[Data entries for graphics]
######
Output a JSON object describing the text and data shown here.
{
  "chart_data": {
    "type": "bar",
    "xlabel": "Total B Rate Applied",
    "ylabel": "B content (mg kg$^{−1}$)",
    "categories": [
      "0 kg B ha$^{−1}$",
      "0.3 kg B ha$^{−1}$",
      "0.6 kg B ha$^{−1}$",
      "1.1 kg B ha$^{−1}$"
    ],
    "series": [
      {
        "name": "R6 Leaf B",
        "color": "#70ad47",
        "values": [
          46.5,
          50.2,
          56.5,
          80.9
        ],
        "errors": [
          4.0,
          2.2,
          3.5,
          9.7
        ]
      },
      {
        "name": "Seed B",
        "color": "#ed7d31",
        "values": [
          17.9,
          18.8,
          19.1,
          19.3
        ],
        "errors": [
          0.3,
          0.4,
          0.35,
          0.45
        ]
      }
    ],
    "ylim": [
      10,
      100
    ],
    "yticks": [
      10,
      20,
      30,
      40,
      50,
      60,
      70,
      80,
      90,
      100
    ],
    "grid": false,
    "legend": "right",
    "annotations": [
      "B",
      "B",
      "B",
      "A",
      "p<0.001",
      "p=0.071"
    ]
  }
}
######
#### [Goal]
Each of the records should be retyped exactly.

#### [Completed task]
Output a JSON object describing the text and data shown here.
{
  "chart_data": {
    "type": "bar",
    "xlabel": "Total B Rate Applied",
    "ylabel": "B content (mg kg$^{−1}$)",
    "categories": [
      "0 kg B ha$^{−1}$",
      "0.3 kg B ha$^{−1}$",
      "0.6 kg B ha$^{−1}$",
      "1.1 kg B ha$^{−1}$"
    ],
    "series": [
      {
        "name": "R6 Leaf B",
        "color": "#70ad47",
        "values": [
          46.5,
          50.2,
          56.5,
          80.9
        ],
        "errors": [
          4.0,
          2.2,
          3.5,
          9.7
        ]
      },
      {
        "name": "Seed B",
        "color": "#ed7d31",
        "values": [
          17.9,
          18.8,
          19.1,
          19.3
        ],
        "errors": [
          0.3,
          0.4,
          0.35,
          0.45
        ]
      }
    ],
    "ylim": [
      10,
      100
    ],
    "yticks": [
      10,
      20,
      30,
      40,
      50,
      60,
      70,
      80,
      90,
      100
    ],
    "grid": false,
    "legend": "right",
    "annotations": [
      "B",
      "B",
      "B",
      "A",
      "p<0.001",
      "p=0.071"
    ]
  }
}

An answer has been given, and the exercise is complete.